> **Goal**: Scan the data beneath this task and copy each line that includes "side".

== == ==

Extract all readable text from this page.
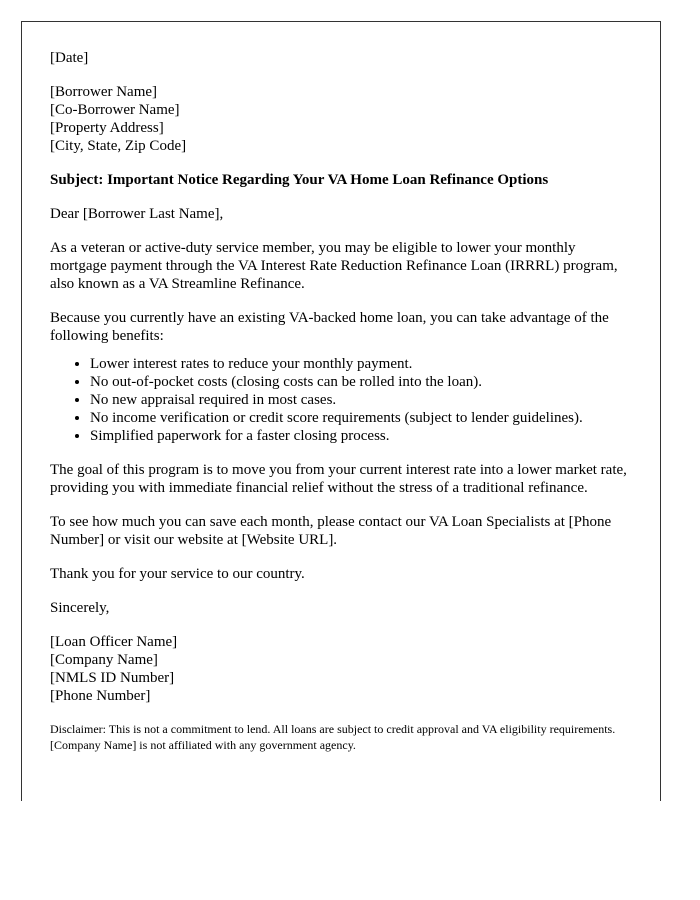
[Date]
[Borrower Name]
[Co-Borrower Name]
[Property Address]
[City, State, Zip Code]

Subject: Important Notice Regarding Your VA Home Loan Refinance Options

Dear [Borrower Last Name],

As a veteran or active-duty service member, you may be eligible to lower your monthly mortgage payment through the VA Interest Rate Reduction Refinance Loan (IRRRL) program, also known as a VA Streamline Refinance.

Because you currently have an existing VA-backed home loan, you can take advantage of the following benefits:

• Lower interest rates to reduce your monthly payment.
• No out-of-pocket costs (closing costs can be rolled into the loan).
• No new appraisal required in most cases.
• No income verification or credit score requirements (subject to lender guidelines).
• Simplified paperwork for a faster closing process.

The goal of this program is to move you from your current interest rate into a lower market rate, providing you with immediate financial relief without the stress of a traditional refinance.

To see how much you can save each month, please contact our VA Loan Specialists at [Phone Number] or visit our website at [Website URL].

Thank you for your service to our country.

Sincerely,

[Loan Officer Name]
[Company Name]
[NMLS ID Number]
[Phone Number]

Disclaimer: This is not a commitment to lend. All loans are subject to credit approval and VA eligibility requirements. [Company Name] is not affiliated with any government agency.
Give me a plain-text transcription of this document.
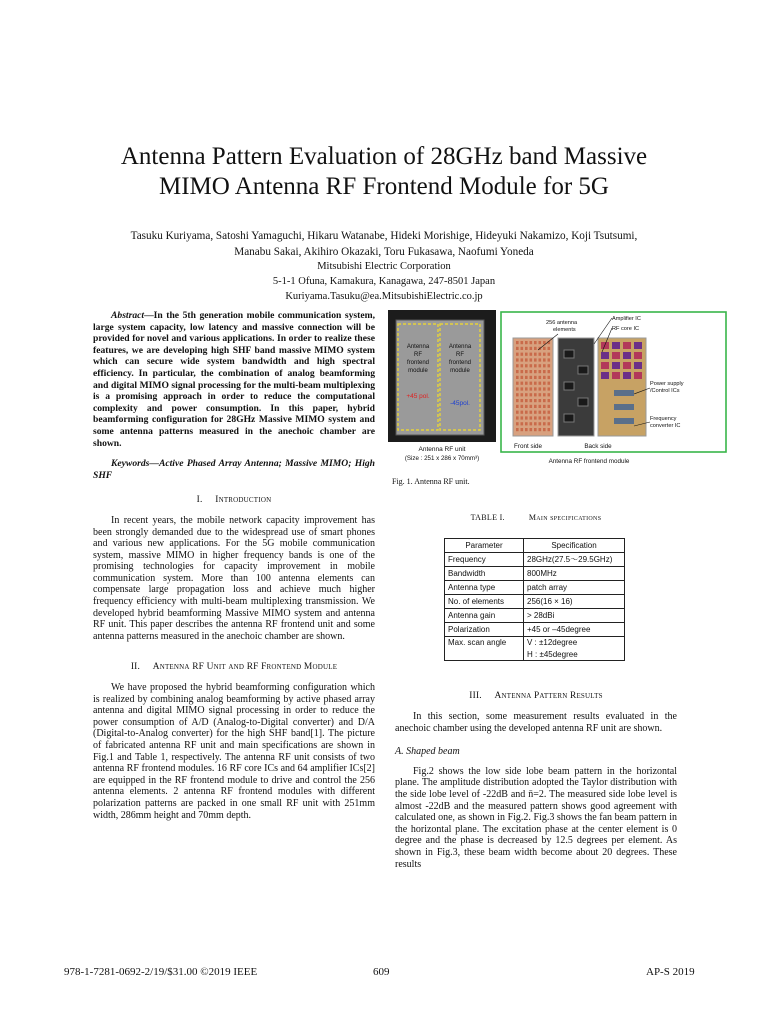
Antenna Pattern Evaluation of 28GHz band Massive
MIMO Antenna RF Frontend Module for 5G
Tasuku Kuriyama, Satoshi Yamaguchi, Hikaru Watanabe, Hideki Morishige, Hideyuki Nakamizo, Koji Tsutsumi,
Manabu Sakai, Akihiro Okazaki, Toru Fukasawa, Naofumi Yoneda
Mitsubishi Electric Corporation
5-1-1 Ofuna, Kamakura, Kanagawa, 247-8501 Japan
Kuriyama.Tasuku@ea.MitsubishiElectric.co.jp

Abstract—In the 5th generation mobile communication system, large system capacity, low latency and massive connection will be provided for novel and various applications. In order to realize these features, we are developing high SHF band massive MIMO system which can secure wide system bandwidth and high spectral efficiency. In particular, the combination of analog beamforming and digital MIMO signal processing for the multi-beam multiplexing is a promising approach in order to reduce the computational complexity and power consumption. In this paper, hybrid beamforming configuration for 28GHz Massive MIMO system and some antenna patterns measured in the anechoic chamber are shown.

Keywords—Active Phased Array Antenna; Massive MIMO; High SHF

I. Introduction

In recent years, the mobile network capacity improvement has been strongly demanded due to the widespread use of smart phones and various new applications. For the 5G mobile communication system, massive MIMO in higher frequency bands is one of the promising technologies for capacity improvement in mobile communication system. More than 100 antenna elements can compensate large propagation loss and achieve much higher frequency efficiency with multi-beam multiplexing transmission. We developed hybrid beamforming Massive MIMO system and antenna RF unit. This paper describes the antenna RF frontend unit and some antenna patterns measured in the anechoic chamber are shown.

II. Antenna RF Unit and RF Frontend Module

We have proposed the hybrid beamforming configuration which is realized by combining analog beamforming by active phased array antenna and digital MIMO signal processing in order to reduce the power consumption of A/D (Analog-to-Digital converter) and D/A (Digital-to-Analog converter) for the high SHF band[1]. The picture of fabricated antenna RF unit and main specifications are shown in Fig.1 and Table 1, respectively. The antenna RF unit consists of two antenna RF frontend modules. 16 RF core ICs and 64 amplifier ICs[2] are equipped in the RF frontend module to drive and control the 256 antenna elements. 2 antenna RF frontend modules with different polarization patterns are packed in one small RF unit with 251mm width, 286mm height and 70mm depth.

Antenna RF frontend module
Antenna RF frontend module
+45 pol.
-45pol.
Antenna RF unit
(Size : 251 x 286 x 70mm³)
256 antenna elements
Amplifier IC
RF core IC
Power supply /Control ICs
Frequency converter IC
Front side	Back side
Antenna RF frontend module
Fig. 1. Antenna RF unit.
TABLE I.	Main specifications
Parameter	Specification
Frequency	28GHz(27.5～29.5GHz)
Bandwidth	800MHz
Antenna type	patch array
No. of elements	256(16 × 16)
Antenna gain	> 28dBi
Polarization	+45 or –45degree
Max. scan angle	V : ±12degree
H : ±45degree
III. Antenna Pattern Results

In this section, some measurement results evaluated in the anechoic chamber using the developed antenna RF unit are shown.

A. Shaped beam

Fig.2 shows the low side lobe beam pattern in the horizontal plane. The amplitude distribution adopted the Taylor distribution with the side lobe level of -22dB and n̄=2. The measured side lobe level is almost -22dB and the measured pattern shows good agreement with calculated one, as shown in Fig.2. Fig.3 shows the fan beam pattern in the horizontal plane. The excitation phase at the center element is 0 degree and the phase is decreased by 12.5 degrees per element. As shown in Fig.3, these beam width become about 20 degrees. These results

978-1-7281-0692-2/19/$31.00 ©2019 IEEE	609	AP-S 2019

== == ==

> **Reply**:
Front side	Back side
Fig.2 shows the low side lobe beam pattern in the horizontal plane. The amplitude distribution adopted the Taylor distribution with the side lobe level of -22dB and n̄=2. The measured side lobe level is almost -22dB and the measured pattern shows good agreement with calculated one, as shown in Fig.2. Fig.3 shows the fan beam pattern in the horizontal plane. The excitation phase at the center element is 0 degree and the phase is decreased by 12.5 degrees per element. As shown in Fig.3, these beam width become about 20 degrees. These results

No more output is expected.